- [WHAT IS ASKED]: Images excluded, repeat each entry below exactly.

Stored data entries
---+---
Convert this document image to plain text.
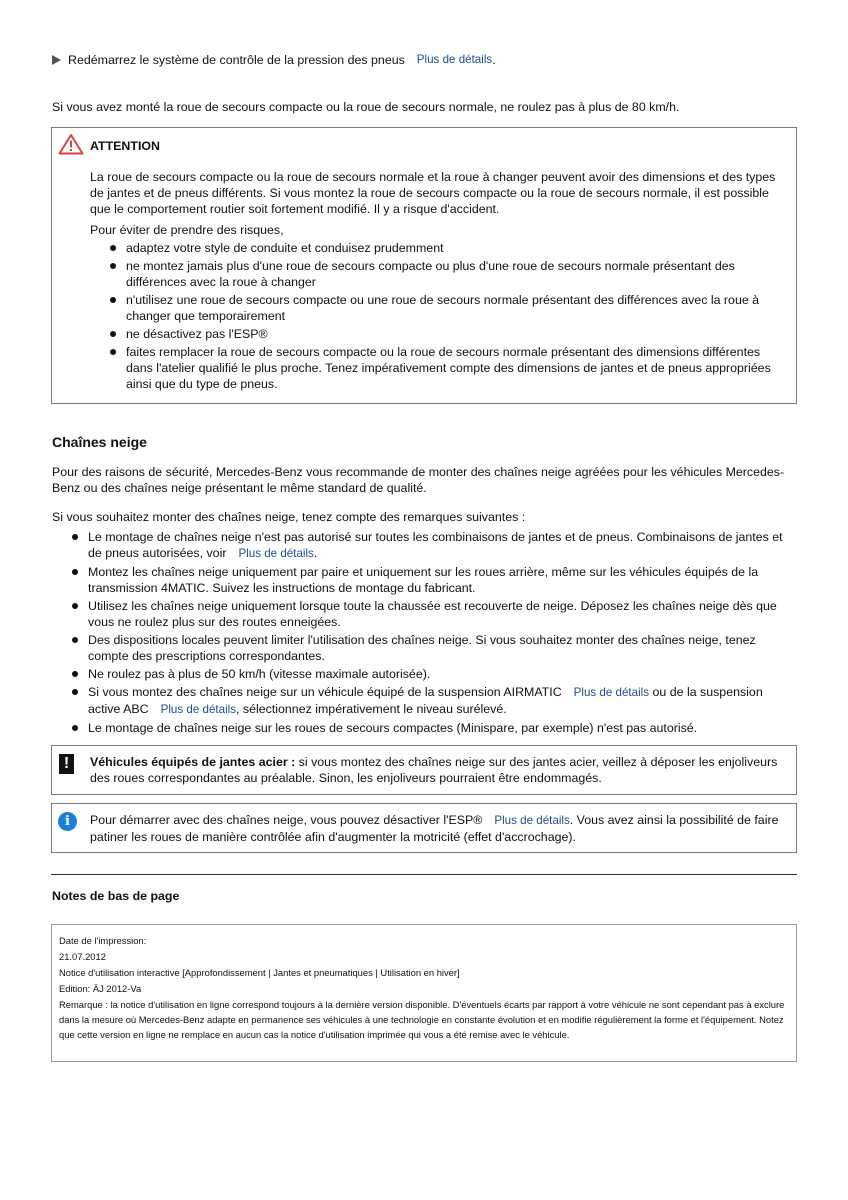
Redémarrez le système de contrôle de la pression des pneus Plus de détails .
Si vous avez monté la roue de secours compacte ou la roue de secours normale, ne roulez pas à plus de 80 km/h.
ATTENTION
La roue de secours compacte ou la roue de secours normale et la roue à changer peuvent avoir des dimensions et des types de jantes et de pneus différents. Si vous montez la roue de secours compacte ou la roue de secours normale, il est possible que le comportement routier soit fortement modifié. Il y a risque d'accident.
Pour éviter de prendre des risques,
adaptez votre style de conduite et conduisez prudemment
ne montez jamais plus d'une roue de secours compacte ou plus d'une roue de secours normale présentant des différences avec la roue à changer
n'utilisez une roue de secours compacte ou une roue de secours normale présentant des différences avec la roue à changer que temporairement
ne désactivez pas l'ESP®
faites remplacer la roue de secours compacte ou la roue de secours normale présentant des dimensions différentes dans l'atelier qualifié le plus proche. Tenez impérativement compte des dimensions de jantes et de pneus appropriées ainsi que du type de pneus.
Chaînes neige
Pour des raisons de sécurité, Mercedes-Benz vous recommande de monter des chaînes neige agréées pour les véhicules Mercedes-Benz ou des chaînes neige présentant le même standard de qualité.
Si vous souhaitez monter des chaînes neige, tenez compte des remarques suivantes :
Le montage de chaînes neige n'est pas autorisé sur toutes les combinaisons de jantes et de pneus. Combinaisons de jantes et de pneus autorisées, voir Plus de détails.
Montez les chaînes neige uniquement par paire et uniquement sur les roues arrière, même sur les véhicules équipés de la transmission 4MATIC. Suivez les instructions de montage du fabricant.
Utilisez les chaînes neige uniquement lorsque toute la chaussée est recouverte de neige. Déposez les chaînes neige dès que vous ne roulez plus sur des routes enneigées.
Des dispositions locales peuvent limiter l'utilisation des chaînes neige. Si vous souhaitez monter des chaînes neige, tenez compte des prescriptions correspondantes.
Ne roulez pas à plus de 50 km/h (vitesse maximale autorisée).
Si vous montez des chaînes neige sur un véhicule équipé de la suspension AIRMATIC Plus de détails ou de la suspension active ABC Plus de détails, sélectionnez impérativement le niveau surélevé.
Le montage de chaînes neige sur les roues de secours compactes (Minispare, par exemple) n'est pas autorisé.
!	Véhicules équipés de jantes acier : si vous montez des chaînes neige sur des jantes acier, veillez à déposer les enjoliveurs des roues correspondantes au préalable. Sinon, les enjoliveurs pourraient être endommagés.
i	Pour démarrer avec des chaînes neige, vous pouvez désactiver l'ESP® Plus de détails. Vous avez ainsi la possibilité de faire patiner les roues de manière contrôlée afin d'augmenter la motricité (effet d'accrochage).
Notes de bas de page
Date de l'impression:
21.07.2012
Notice d'utilisation interactive [Approfondissement | Jantes et pneumatiques | Utilisation en hiver]
Edition: ÄJ 2012-Va
Remarque : la notice d'utilisation en ligne correspond toujours à la dernière version disponible. D'éventuels écarts par rapport à votre véhicule ne sont cependant pas à exclure dans la mesure où Mercedes-Benz adapte en permanence ses véhicules à une technologie en constante évolution et en modifie régulièrement la forme et l'équipement. Notez que cette version en ligne ne remplace en aucun cas la notice d'utilisation imprimée qui vous a été remise avec le véhicule.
---+---
- [TASK SOLUTION]:
Convert this document image to plain text.
Redémarrez le système de contrôle de la pression des pneus Plus de détails .
Si vous avez monté la roue de secours compacte ou la roue de secours normale, ne roulez pas à plus de 80 km/h.
ATTENTION
La roue de secours compacte ou la roue de secours normale et la roue à changer peuvent avoir des dimensions et des types de jantes et de pneus différents. Si vous montez la roue de secours compacte ou la roue de secours normale, il est possible que le comportement routier soit fortement modifié. Il y a risque d'accident.
Pour éviter de prendre des risques,
adaptez votre style de conduite et conduisez prudemment
ne montez jamais plus d'une roue de secours compacte ou plus d'une roue de secours normale présentant des différences avec la roue à changer
n'utilisez une roue de secours compacte ou une roue de secours normale présentant des différences avec la roue à changer que temporairement
ne désactivez pas l'ESP®
faites remplacer la roue de secours compacte ou la roue de secours normale présentant des dimensions différentes dans l'atelier qualifié le plus proche. Tenez impérativement compte des dimensions de jantes et de pneus appropriées ainsi que du type de pneus.
Chaînes neige
Pour des raisons de sécurité, Mercedes-Benz vous recommande de monter des chaînes neige agréées pour les véhicules Mercedes-Benz ou des chaînes neige présentant le même standard de qualité.
Si vous souhaitez monter des chaînes neige, tenez compte des remarques suivantes :
Le montage de chaînes neige n'est pas autorisé sur toutes les combinaisons de jantes et de pneus. Combinaisons de jantes et de pneus autorisées, voir Plus de détails.
Montez les chaînes neige uniquement par paire et uniquement sur les roues arrière, même sur les véhicules équipés de la transmission 4MATIC. Suivez les instructions de montage du fabricant.
Utilisez les chaînes neige uniquement lorsque toute la chaussée est recouverte de neige. Déposez les chaînes neige dès que vous ne roulez plus sur des routes enneigées.
Des dispositions locales peuvent limiter l'utilisation des chaînes neige. Si vous souhaitez monter des chaînes neige, tenez compte des prescriptions correspondantes.
Ne roulez pas à plus de 50 km/h (vitesse maximale autorisée).
Si vous montez des chaînes neige sur un véhicule équipé de la suspension AIRMATIC Plus de détails ou de la suspension active ABC Plus de détails, sélectionnez impérativement le niveau surélevé.
Le montage de chaînes neige sur les roues de secours compactes (Minispare, par exemple) n'est pas autorisé.
!	Véhicules équipés de jantes acier : si vous montez des chaînes neige sur des jantes acier, veillez à déposer les enjoliveurs des roues correspondantes au préalable. Sinon, les enjoliveurs pourraient être endommagés.
i	Pour démarrer avec des chaînes neige, vous pouvez désactiver l'ESP® Plus de détails. Vous avez ainsi la possibilité de faire patiner les roues de manière contrôlée afin d'augmenter la motricité (effet d'accrochage).
Notes de bas de page
Date de l'impression:
21.07.2012
Notice d'utilisation interactive [Approfondissement | Jantes et pneumatiques | Utilisation en hiver]
Edition: ÄJ 2012-Va
Remarque : la notice d'utilisation en ligne correspond toujours à la dernière version disponible. D'éventuels écarts par rapport à votre véhicule ne sont cependant pas à exclure dans la mesure où Mercedes-Benz adapte en permanence ses véhicules à une technologie en constante évolution et en modifie régulièrement la forme et l'équipement. Notez que cette version en ligne ne remplace en aucun cas la notice d'utilisation imprimée qui vous a été remise avec le véhicule.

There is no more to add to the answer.